## Collected data
* * *

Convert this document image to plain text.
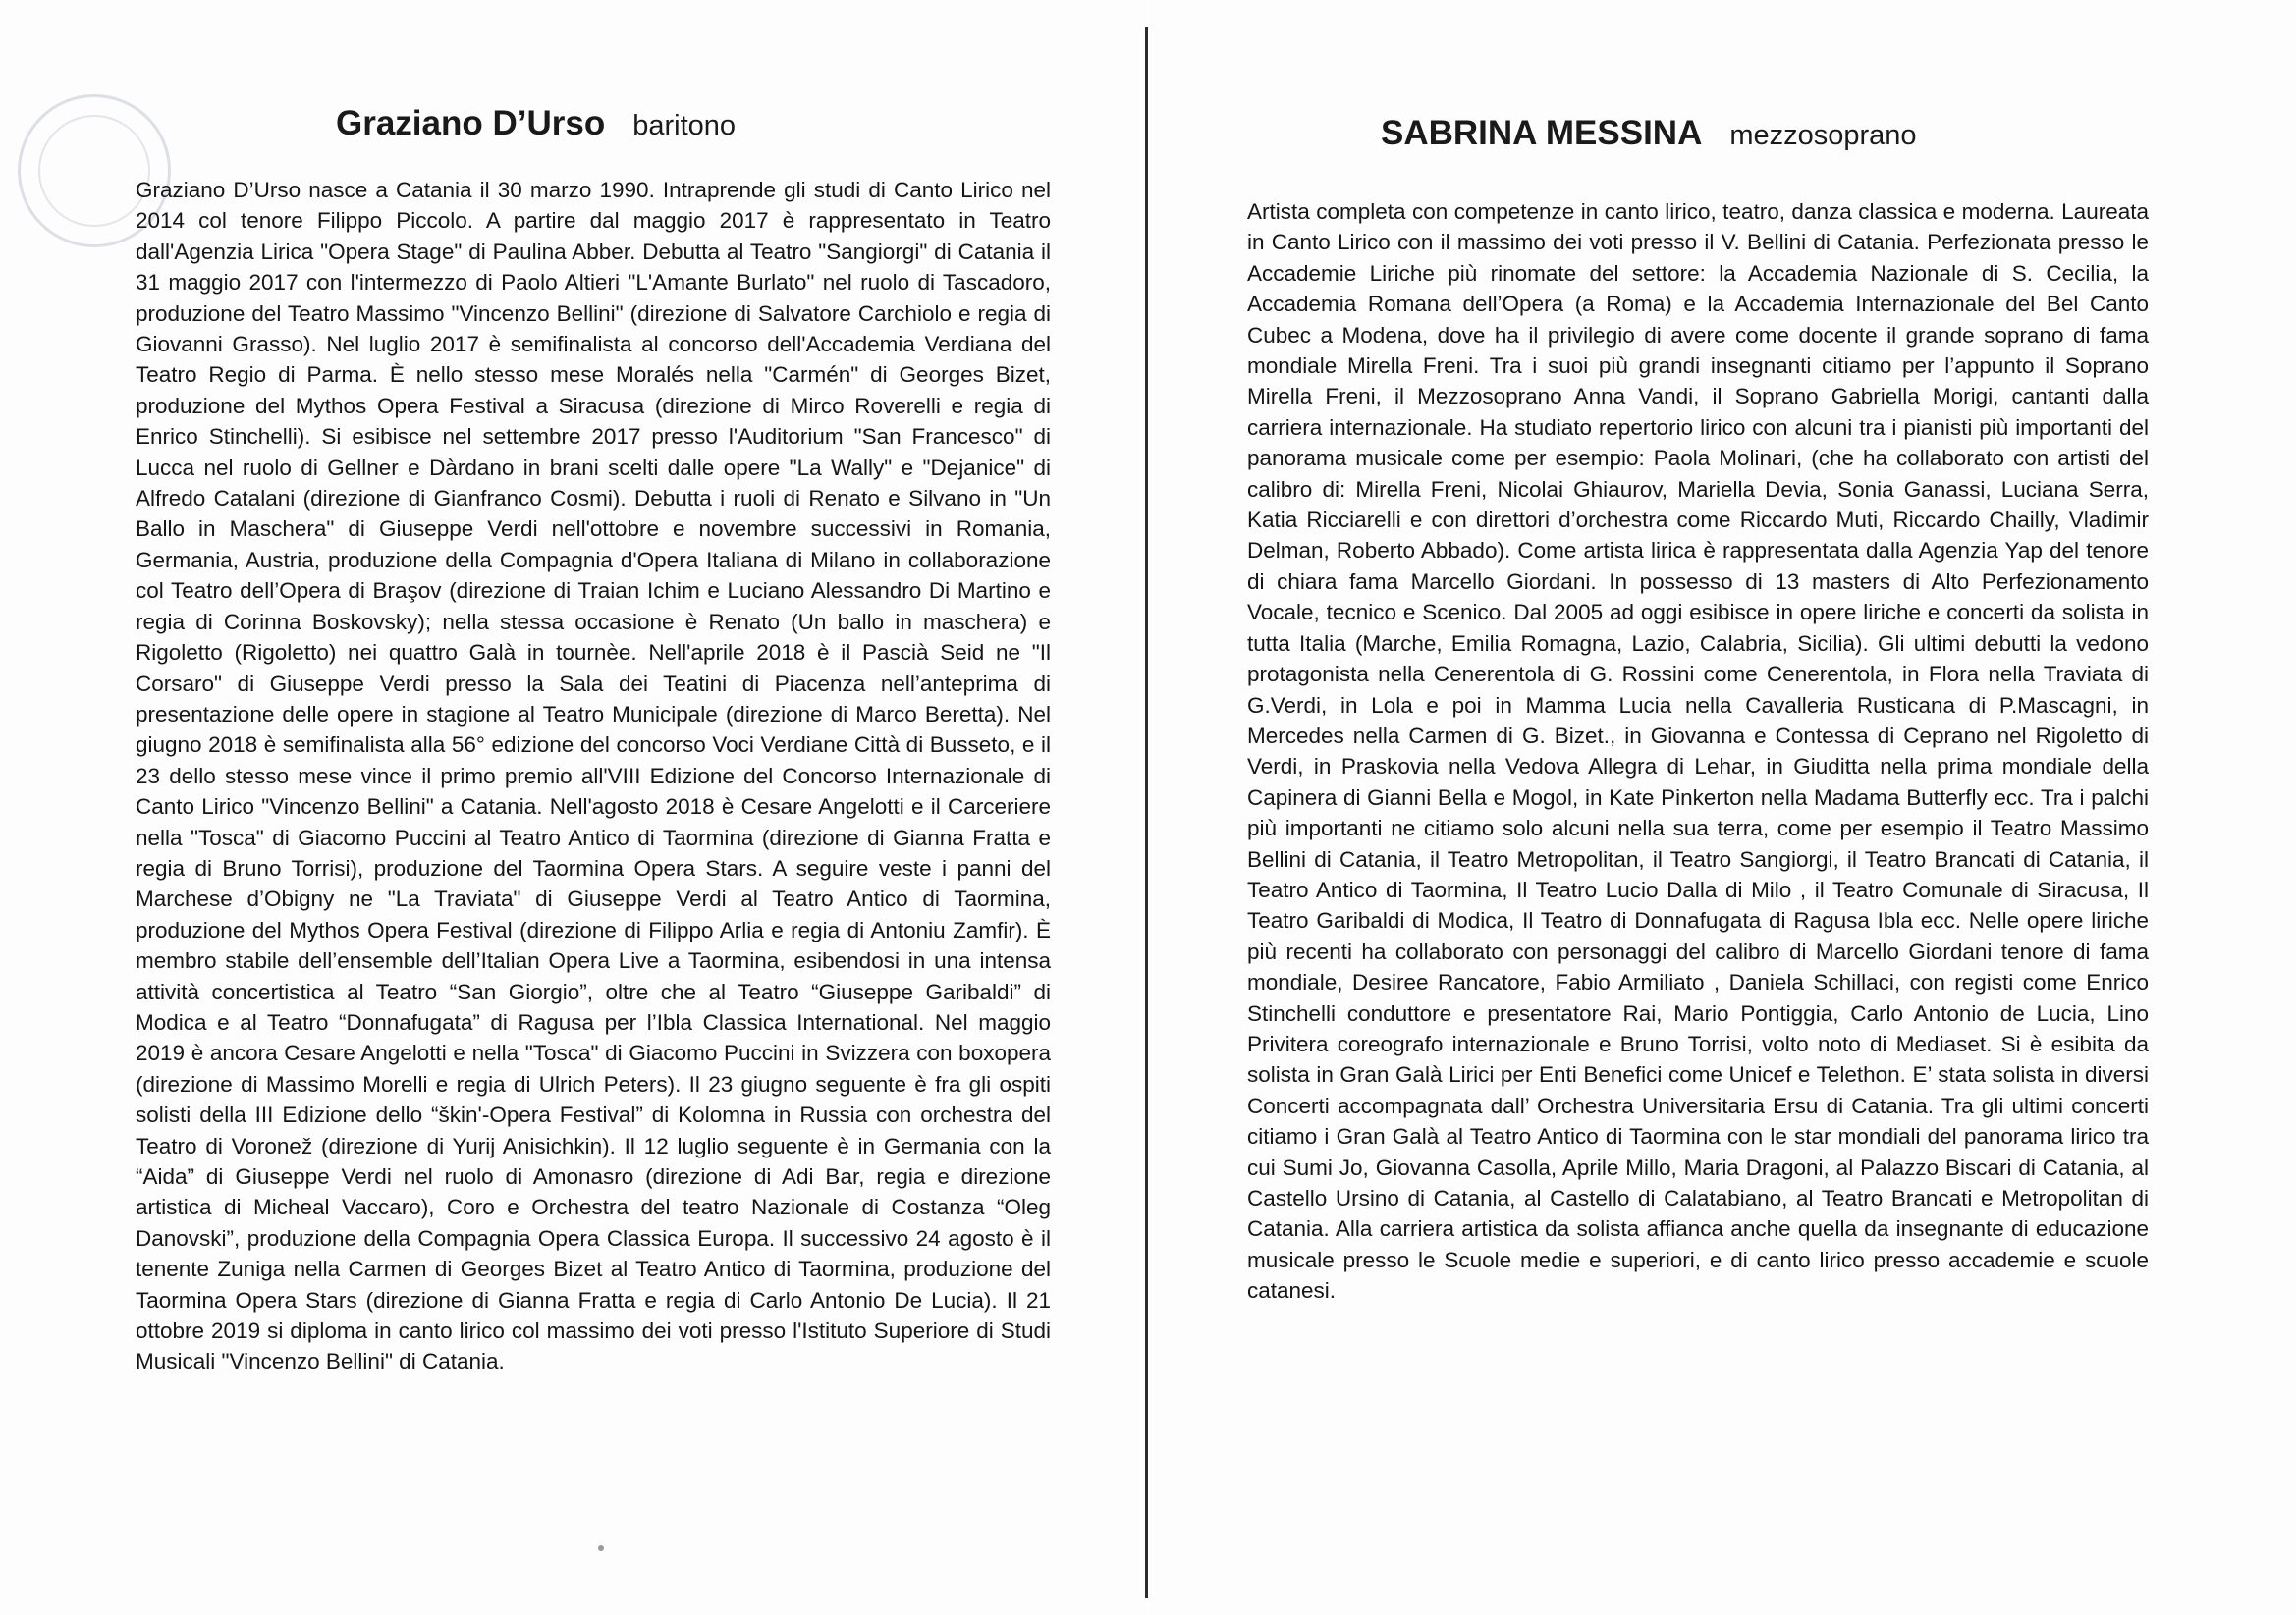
Graziano D’Urso baritono

Graziano D’Urso nasce a Catania il 30 marzo 1990. Intraprende gli studi di Canto Lirico nel 2014 col tenore Filippo Piccolo. A partire dal maggio 2017 è rappresentato in Teatro dall'Agenzia Lirica "Opera Stage" di Paulina Abber. Debutta al Teatro "Sangiorgi" di Catania il 31 maggio 2017 con l'intermezzo di Paolo Altieri "L'Amante Burlato" nel ruolo di Tascadoro, produzione del Teatro Massimo "Vincenzo Bellini" (direzione di Salvatore Carchiolo e regia di Giovanni Grasso). Nel luglio 2017 è semifinalista al concorso dell'Accademia Verdiana del Teatro Regio di Parma. È nello stesso mese Moralés nella "Carmén" di Georges Bizet, produzione del Mythos Opera Festival a Siracusa (direzione di Mirco Roverelli e regia di Enrico Stinchelli). Si esibisce nel settembre 2017 presso l'Auditorium "San Francesco" di Lucca nel ruolo di Gellner e Dàrdano in brani scelti dalle opere "La Wally" e "Dejanice" di Alfredo Catalani (direzione di Gianfranco Cosmi). Debutta i ruoli di Renato e Silvano in "Un Ballo in Maschera" di Giuseppe Verdi nell'ottobre e novembre successivi in Romania, Germania, Austria, produzione della Compagnia d'Opera Italiana di Milano in collaborazione col Teatro dell’Opera di Braşov (direzione di Traian Ichim e Luciano Alessandro Di Martino e regia di Corinna Boskovsky); nella stessa occasione è Renato (Un ballo in maschera) e Rigoletto (Rigoletto) nei quattro Galà in tournèe. Nell'aprile 2018 è il Pascià Seid ne "Il Corsaro" di Giuseppe Verdi presso la Sala dei Teatini di Piacenza nell’anteprima di presentazione delle opere in stagione al Teatro Municipale (direzione di Marco Beretta). Nel giugno 2018 è semifinalista alla 56° edizione del concorso Voci Verdiane Città di Busseto, e il 23 dello stesso mese vince il primo premio all'VIII Edizione del Concorso Internazionale di Canto Lirico "Vincenzo Bellini" a Catania. Nell'agosto 2018 è Cesare Angelotti e il Carceriere nella "Tosca" di Giacomo Puccini al Teatro Antico di Taormina (direzione di Gianna Fratta e regia di Bruno Torrisi), produzione del Taormina Opera Stars. A seguire veste i panni del Marchese d’Obigny ne "La Traviata" di Giuseppe Verdi al Teatro Antico di Taormina, produzione del Mythos Opera Festival (direzione di Filippo Arlia e regia di Antoniu Zamfir). È membro stabile dell’ensemble dell’Italian Opera Live a Taormina, esibendosi in una intensa attività concertistica al Teatro “San Giorgio”, oltre che al Teatro “Giuseppe Garibaldi” di Modica e al Teatro “Donnafugata” di Ragusa per l’Ibla Classica International. Nel maggio 2019 è ancora Cesare Angelotti e nella "Tosca" di Giacomo Puccini in Svizzera con boxopera (direzione di Massimo Morelli e regia di Ulrich Peters). Il 23 giugno seguente è fra gli ospiti solisti della III Edizione dello “škin'-Opera Festival” di Kolomna in Russia con orchestra del Teatro di Voronež (direzione di Yurij Anisichkin). Il 12 luglio seguente è in Germania con la “Aida” di Giuseppe Verdi nel ruolo di Amonasro (direzione di Adi Bar, regia e direzione artistica di Micheal Vaccaro), Coro e Orchestra del teatro Nazionale di Costanza “Oleg Danovski”, produzione della Compagnia Opera Classica Europa. Il successivo 24 agosto è il tenente Zuniga nella Carmen di Georges Bizet al Teatro Antico di Taormina, produzione del Taormina Opera Stars (direzione di Gianna Fratta e regia di Carlo Antonio De Lucia). Il 21 ottobre 2019 si diploma in canto lirico col massimo dei voti presso l'Istituto Superiore di Studi Musicali "Vincenzo Bellini" di Catania.

SABRINA MESSINA mezzosoprano

Artista completa con competenze in canto lirico, teatro, danza classica e moderna. Laureata in Canto Lirico con il massimo dei voti presso il V. Bellini di Catania. Perfezionata presso le Accademie Liriche più rinomate del settore: la Accademia Nazionale di S. Cecilia, la Accademia Romana dell’Opera (a Roma) e la Accademia Internazionale del Bel Canto Cubec a Modena, dove ha il privilegio di avere come docente il grande soprano di fama mondiale Mirella Freni. Tra i suoi più grandi insegnanti citiamo per l’appunto il Soprano Mirella Freni, il Mezzosoprano Anna Vandi, il Soprano Gabriella Morigi, cantanti dalla carriera internazionale. Ha studiato repertorio lirico con alcuni tra i pianisti più importanti del panorama musicale come per esempio: Paola Molinari, (che ha collaborato con artisti del calibro di: Mirella Freni, Nicolai Ghiaurov, Mariella Devia, Sonia Ganassi, Luciana Serra, Katia Ricciarelli e con direttori d’orchestra come Riccardo Muti, Riccardo Chailly, Vladimir Delman, Roberto Abbado). Come artista lirica è rappresentata dalla Agenzia Yap del tenore di chiara fama Marcello Giordani. In possesso di 13 masters di Alto Perfezionamento Vocale, tecnico e Scenico. Dal 2005 ad oggi esibisce in opere liriche e concerti da solista in tutta Italia (Marche, Emilia Romagna, Lazio, Calabria, Sicilia). Gli ultimi debutti la vedono protagonista nella Cenerentola di G. Rossini come Cenerentola, in Flora nella Traviata di G.Verdi, in Lola e poi in Mamma Lucia nella Cavalleria Rusticana di P.Mascagni, in Mercedes nella Carmen di G. Bizet., in Giovanna e Contessa di Ceprano nel Rigoletto di Verdi, in Praskovia nella Vedova Allegra di Lehar, in Giuditta nella prima mondiale della Capinera di Gianni Bella e Mogol, in Kate Pinkerton nella Madama Butterfly ecc. Tra i palchi più importanti ne citiamo solo alcuni nella sua terra, come per esempio il Teatro Massimo Bellini di Catania, il Teatro Metropolitan, il Teatro Sangiorgi, il Teatro Brancati di Catania, il Teatro Antico di Taormina, Il Teatro Lucio Dalla di Milo , il Teatro Comunale di Siracusa, Il Teatro Garibaldi di Modica, Il Teatro di Donnafugata di Ragusa Ibla ecc. Nelle opere liriche più recenti ha collaborato con personaggi del calibro di Marcello Giordani tenore di fama mondiale, Desiree Rancatore, Fabio Armiliato , Daniela Schillaci, con registi come Enrico Stinchelli conduttore e presentatore Rai, Mario Pontiggia, Carlo Antonio de Lucia, Lino Privitera coreografo internazionale e Bruno Torrisi, volto noto di Mediaset. Si è esibita da solista in Gran Galà Lirici per Enti Benefici come Unicef e Telethon. E’ stata solista in diversi Concerti accompagnata dall’ Orchestra Universitaria Ersu di Catania. Tra gli ultimi concerti citiamo i Gran Galà al Teatro Antico di Taormina con le star mondiali del panorama lirico tra cui Sumi Jo, Giovanna Casolla, Aprile Millo, Maria Dragoni, al Palazzo Biscari di Catania, al Castello Ursino di Catania, al Castello di Calatabiano, al Teatro Brancati e Metropolitan di Catania. Alla carriera artistica da solista affianca anche quella da insegnante di educazione musicale presso le Scuole medie e superiori, e di canto lirico presso accademie e scuole catanesi.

* * *

Repeat the material above in full and exactly, omitting the pictures.

## TASK RESULT
Convert this document image to plain text.
Graziano D’Urso baritono

Graziano D’Urso nasce a Catania il 30 marzo 1990. Intraprende gli studi di Canto Lirico nel 2014 col tenore Filippo Piccolo. A partire dal maggio 2017 è rappresentato in Teatro dall'Agenzia Lirica "Opera Stage" di Paulina Abber. Debutta al Teatro "Sangiorgi" di Catania il 31 maggio 2017 con l'intermezzo di Paolo Altieri "L'Amante Burlato" nel ruolo di Tascadoro, produzione del Teatro Massimo "Vincenzo Bellini" (direzione di Salvatore Carchiolo e regia di Giovanni Grasso). Nel luglio 2017 è semifinalista al concorso dell'Accademia Verdiana del Teatro Regio di Parma. È nello stesso mese Moralés nella "Carmén" di Georges Bizet, produzione del Mythos Opera Festival a Siracusa (direzione di Mirco Roverelli e regia di Enrico Stinchelli). Si esibisce nel settembre 2017 presso l'Auditorium "San Francesco" di Lucca nel ruolo di Gellner e Dàrdano in brani scelti dalle opere "La Wally" e "Dejanice" di Alfredo Catalani (direzione di Gianfranco Cosmi). Debutta i ruoli di Renato e Silvano in "Un Ballo in Maschera" di Giuseppe Verdi nell'ottobre e novembre successivi in Romania, Germania, Austria, produzione della Compagnia d'Opera Italiana di Milano in collaborazione col Teatro dell’Opera di Braşov (direzione di Traian Ichim e Luciano Alessandro Di Martino e regia di Corinna Boskovsky); nella stessa occasione è Renato (Un ballo in maschera) e Rigoletto (Rigoletto) nei quattro Galà in tournèe. Nell'aprile 2018 è il Pascià Seid ne "Il Corsaro" di Giuseppe Verdi presso la Sala dei Teatini di Piacenza nell’anteprima di presentazione delle opere in stagione al Teatro Municipale (direzione di Marco Beretta). Nel giugno 2018 è semifinalista alla 56° edizione del concorso Voci Verdiane Città di Busseto, e il 23 dello stesso mese vince il primo premio all'VIII Edizione del Concorso Internazionale di Canto Lirico "Vincenzo Bellini" a Catania. Nell'agosto 2018 è Cesare Angelotti e il Carceriere nella "Tosca" di Giacomo Puccini al Teatro Antico di Taormina (direzione di Gianna Fratta e regia di Bruno Torrisi), produzione del Taormina Opera Stars. A seguire veste i panni del Marchese d’Obigny ne "La Traviata" di Giuseppe Verdi al Teatro Antico di Taormina, produzione del Mythos Opera Festival (direzione di Filippo Arlia e regia di Antoniu Zamfir). È membro stabile dell’ensemble dell’Italian Opera Live a Taormina, esibendosi in una intensa attività concertistica al Teatro “San Giorgio”, oltre che al Teatro “Giuseppe Garibaldi” di Modica e al Teatro “Donnafugata” di Ragusa per l’Ibla Classica International. Nel maggio 2019 è ancora Cesare Angelotti e nella "Tosca" di Giacomo Puccini in Svizzera con boxopera (direzione di Massimo Morelli e regia di Ulrich Peters). Il 23 giugno seguente è fra gli ospiti solisti della III Edizione dello “škin'-Opera Festival” di Kolomna in Russia con orchestra del Teatro di Voronež (direzione di Yurij Anisichkin). Il 12 luglio seguente è in Germania con la “Aida” di Giuseppe Verdi nel ruolo di Amonasro (direzione di Adi Bar, regia e direzione artistica di Micheal Vaccaro), Coro e Orchestra del teatro Nazionale di Costanza “Oleg Danovski”, produzione della Compagnia Opera Classica Europa. Il successivo 24 agosto è il tenente Zuniga nella Carmen di Georges Bizet al Teatro Antico di Taormina, produzione del Taormina Opera Stars (direzione di Gianna Fratta e regia di Carlo Antonio De Lucia). Il 21 ottobre 2019 si diploma in canto lirico col massimo dei voti presso l'Istituto Superiore di Studi Musicali "Vincenzo Bellini" di Catania.

SABRINA MESSINA mezzosoprano

Artista completa con competenze in canto lirico, teatro, danza classica e moderna. Laureata in Canto Lirico con il massimo dei voti presso il V. Bellini di Catania. Perfezionata presso le Accademie Liriche più rinomate del settore: la Accademia Nazionale di S. Cecilia, la Accademia Romana dell’Opera (a Roma) e la Accademia Internazionale del Bel Canto Cubec a Modena, dove ha il privilegio di avere come docente il grande soprano di fama mondiale Mirella Freni. Tra i suoi più grandi insegnanti citiamo per l’appunto il Soprano Mirella Freni, il Mezzosoprano Anna Vandi, il Soprano Gabriella Morigi, cantanti dalla carriera internazionale. Ha studiato repertorio lirico con alcuni tra i pianisti più importanti del panorama musicale come per esempio: Paola Molinari, (che ha collaborato con artisti del calibro di: Mirella Freni, Nicolai Ghiaurov, Mariella Devia, Sonia Ganassi, Luciana Serra, Katia Ricciarelli e con direttori d’orchestra come Riccardo Muti, Riccardo Chailly, Vladimir Delman, Roberto Abbado). Come artista lirica è rappresentata dalla Agenzia Yap del tenore di chiara fama Marcello Giordani. In possesso di 13 masters di Alto Perfezionamento Vocale, tecnico e Scenico. Dal 2005 ad oggi esibisce in opere liriche e concerti da solista in tutta Italia (Marche, Emilia Romagna, Lazio, Calabria, Sicilia). Gli ultimi debutti la vedono protagonista nella Cenerentola di G. Rossini come Cenerentola, in Flora nella Traviata di G.Verdi, in Lola e poi in Mamma Lucia nella Cavalleria Rusticana di P.Mascagni, in Mercedes nella Carmen di G. Bizet., in Giovanna e Contessa di Ceprano nel Rigoletto di Verdi, in Praskovia nella Vedova Allegra di Lehar, in Giuditta nella prima mondiale della Capinera di Gianni Bella e Mogol, in Kate Pinkerton nella Madama Butterfly ecc. Tra i palchi più importanti ne citiamo solo alcuni nella sua terra, come per esempio il Teatro Massimo Bellini di Catania, il Teatro Metropolitan, il Teatro Sangiorgi, il Teatro Brancati di Catania, il Teatro Antico di Taormina, Il Teatro Lucio Dalla di Milo , il Teatro Comunale di Siracusa, Il Teatro Garibaldi di Modica, Il Teatro di Donnafugata di Ragusa Ibla ecc. Nelle opere liriche più recenti ha collaborato con personaggi del calibro di Marcello Giordani tenore di fama mondiale, Desiree Rancatore, Fabio Armiliato , Daniela Schillaci, con registi come Enrico Stinchelli conduttore e presentatore Rai, Mario Pontiggia, Carlo Antonio de Lucia, Lino Privitera coreografo internazionale e Bruno Torrisi, volto noto di Mediaset. Si è esibita da solista in Gran Galà Lirici per Enti Benefici come Unicef e Telethon. E’ stata solista in diversi Concerti accompagnata dall’ Orchestra Universitaria Ersu di Catania. Tra gli ultimi concerti citiamo i Gran Galà al Teatro Antico di Taormina con le star mondiali del panorama lirico tra cui Sumi Jo, Giovanna Casolla, Aprile Millo, Maria Dragoni, al Palazzo Biscari di Catania, al Castello Ursino di Catania, al Castello di Calatabiano, al Teatro Brancati e Metropolitan di Catania. Alla carriera artistica da solista affianca anche quella da insegnante di educazione musicale presso le Scuole medie e superiori, e di canto lirico presso accademie e scuole catanesi.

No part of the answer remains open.